▶ [Collected data]:
┌──
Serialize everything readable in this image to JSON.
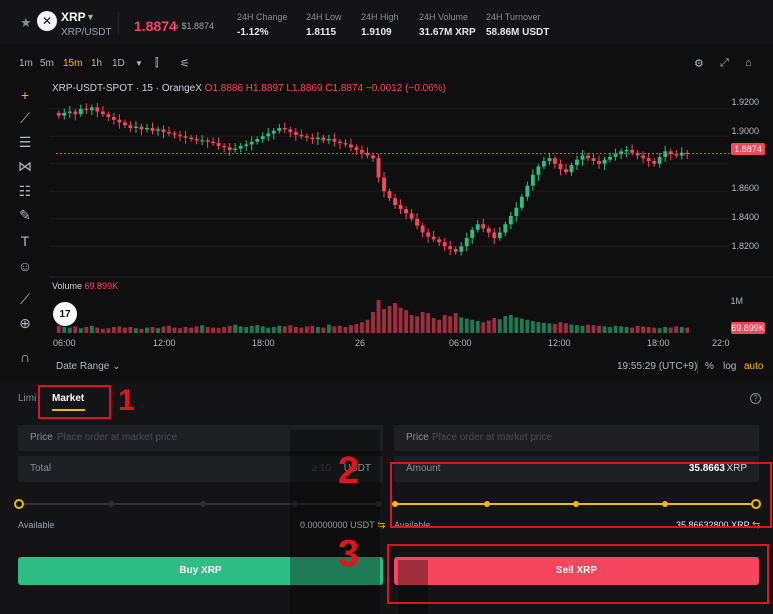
{
  "header": {
    "star_icon": "star-icon",
    "coin_symbol": "XRP",
    "pair_sub": "XRP/USDT",
    "price": "1.8874",
    "price_usd": "≈ $1.8874",
    "stats": [
      {
        "label": "24H Change",
        "value": "-1.12%"
      },
      {
        "label": "24H Low",
        "value": "1.8115"
      },
      {
        "label": "24H High",
        "value": "1.9109"
      },
      {
        "label": "24H Volume",
        "value": "31.67M XRP"
      },
      {
        "label": "24H Turnover",
        "value": "58.86M USDT"
      }
    ]
  },
  "timeframes": [
    "1m",
    "5m",
    "15m",
    "1h",
    "1D"
  ],
  "active_timeframe": "15m",
  "chart": {
    "legend_symbol": "XRP-USDT-SPOT · 15 · OrangeX",
    "legend_values": "O1.8886 H1.8897 L1.8869 C1.8874 −0.0012 (−0.06%)",
    "volume_label": "Volume",
    "volume_value": "69.899K",
    "tv_logo": "17",
    "price_ticks": [
      "1.9200",
      "1.9000",
      "1.8800",
      "1.8600",
      "1.8400",
      "1.8200"
    ],
    "current_price_tag": "1.8874",
    "volume_axis_tick": "1M",
    "volume_tag": "69.899K",
    "time_ticks": [
      "06:00",
      "12:00",
      "18:00",
      "26",
      "06:00",
      "12:00",
      "18:00",
      "22:0"
    ],
    "date_range": "Date Range",
    "clock": "19:55:29 (UTC+9)",
    "pct": "%",
    "log": "log",
    "auto": "auto"
  },
  "chart_data": {
    "type": "candlestick",
    "ylim": [
      1.81,
      1.93
    ],
    "current_price": 1.8874,
    "candles_close": [
      1.915,
      1.917,
      1.918,
      1.916,
      1.92,
      1.919,
      1.921,
      1.918,
      1.916,
      1.914,
      1.912,
      1.91,
      1.908,
      1.906,
      1.907,
      1.905,
      1.906,
      1.904,
      1.905,
      1.903,
      1.902,
      1.901,
      1.9,
      1.899,
      1.898,
      1.897,
      1.897,
      1.896,
      1.895,
      1.893,
      1.892,
      1.89,
      1.891,
      1.893,
      1.894,
      1.896,
      1.898,
      1.9,
      1.902,
      1.904,
      1.906,
      1.905,
      1.903,
      1.901,
      1.9,
      1.899,
      1.898,
      1.899,
      1.897,
      1.898,
      1.896,
      1.895,
      1.894,
      1.892,
      1.89,
      1.888,
      1.886,
      1.884,
      1.87,
      1.86,
      1.855,
      1.85,
      1.847,
      1.844,
      1.84,
      1.835,
      1.83,
      1.827,
      1.825,
      1.823,
      1.82,
      1.818,
      1.816,
      1.82,
      1.826,
      1.832,
      1.836,
      1.833,
      1.83,
      1.826,
      1.83,
      1.836,
      1.842,
      1.848,
      1.856,
      1.864,
      1.872,
      1.878,
      1.882,
      1.884,
      1.88,
      1.876,
      1.874,
      1.879,
      1.883,
      1.886,
      1.884,
      1.882,
      1.88,
      1.883,
      1.885,
      1.887,
      1.889,
      1.89,
      1.888,
      1.886,
      1.884,
      1.882,
      1.88,
      1.885,
      1.889,
      1.887,
      1.886,
      1.888,
      1.887
    ],
    "volumes": [
      0.12,
      0.1,
      0.09,
      0.11,
      0.08,
      0.1,
      0.12,
      0.09,
      0.07,
      0.08,
      0.1,
      0.11,
      0.09,
      0.1,
      0.08,
      0.07,
      0.09,
      0.1,
      0.08,
      0.11,
      0.12,
      0.09,
      0.08,
      0.1,
      0.09,
      0.11,
      0.13,
      0.1,
      0.09,
      0.08,
      0.1,
      0.12,
      0.14,
      0.11,
      0.1,
      0.12,
      0.13,
      0.11,
      0.09,
      0.1,
      0.12,
      0.11,
      0.13,
      0.1,
      0.09,
      0.11,
      0.12,
      0.1,
      0.09,
      0.14,
      0.11,
      0.12,
      0.1,
      0.13,
      0.15,
      0.18,
      0.22,
      0.35,
      0.55,
      0.4,
      0.45,
      0.5,
      0.42,
      0.38,
      0.3,
      0.28,
      0.35,
      0.33,
      0.25,
      0.22,
      0.3,
      0.28,
      0.33,
      0.26,
      0.24,
      0.22,
      0.2,
      0.18,
      0.21,
      0.25,
      0.23,
      0.28,
      0.3,
      0.26,
      0.24,
      0.22,
      0.2,
      0.18,
      0.17,
      0.16,
      0.15,
      0.18,
      0.16,
      0.14,
      0.13,
      0.12,
      0.14,
      0.13,
      0.12,
      0.11,
      0.1,
      0.12,
      0.11,
      0.1,
      0.09,
      0.12,
      0.11,
      0.1,
      0.09,
      0.08,
      0.1,
      0.09,
      0.11,
      0.1,
      0.09,
      0.12
    ]
  },
  "toolbar_icons": [
    "crosshair-icon",
    "trendline-icon",
    "horizontal-lines-icon",
    "pattern-icon",
    "fib-icon",
    "brush-icon",
    "text-icon",
    "emoji-icon",
    "ruler-icon",
    "zoom-in-icon",
    "magnet-icon"
  ],
  "order": {
    "tab_limit": "Limi",
    "tab_market": "Market",
    "info_icon": "?",
    "buy": {
      "price_label": "Price",
      "price_placeholder": "Place order at market price",
      "total_label": "Total",
      "total_hint": "≥ 10",
      "total_unit": "USDT",
      "slider_level": 0,
      "available_label": "Available",
      "available_value": "0.00000000",
      "available_unit": "USDT",
      "button": "Buy XRP"
    },
    "sell": {
      "price_label": "Price",
      "price_placeholder": "Place order at market price",
      "amount_label": "Amount",
      "amount_value": "35.8663",
      "amount_unit": "XRP",
      "slider_level": 1.0,
      "available_label": "Available",
      "available_value": "35.86632800",
      "available_unit": "XRP",
      "button": "Sell XRP"
    }
  },
  "annotations": [
    "1",
    "2",
    "3"
  ],
  "colors": {
    "up": "#2ebd85",
    "down": "#f6465d",
    "accent": "#f0b90b",
    "annotation": "#e0141e"
  }
}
└──
▶ [Problem description]: Where a line of the data holds "USDT", show that line.

▶ [Completed task]:
    "pair_sub": "XRP/USDT",
        "value": "58.86M USDT"
    "legend_symbol": "XRP-USDT-SPOT · 15 · OrangeX",
      "total_unit": "USDT",
      "available_unit": "USDT",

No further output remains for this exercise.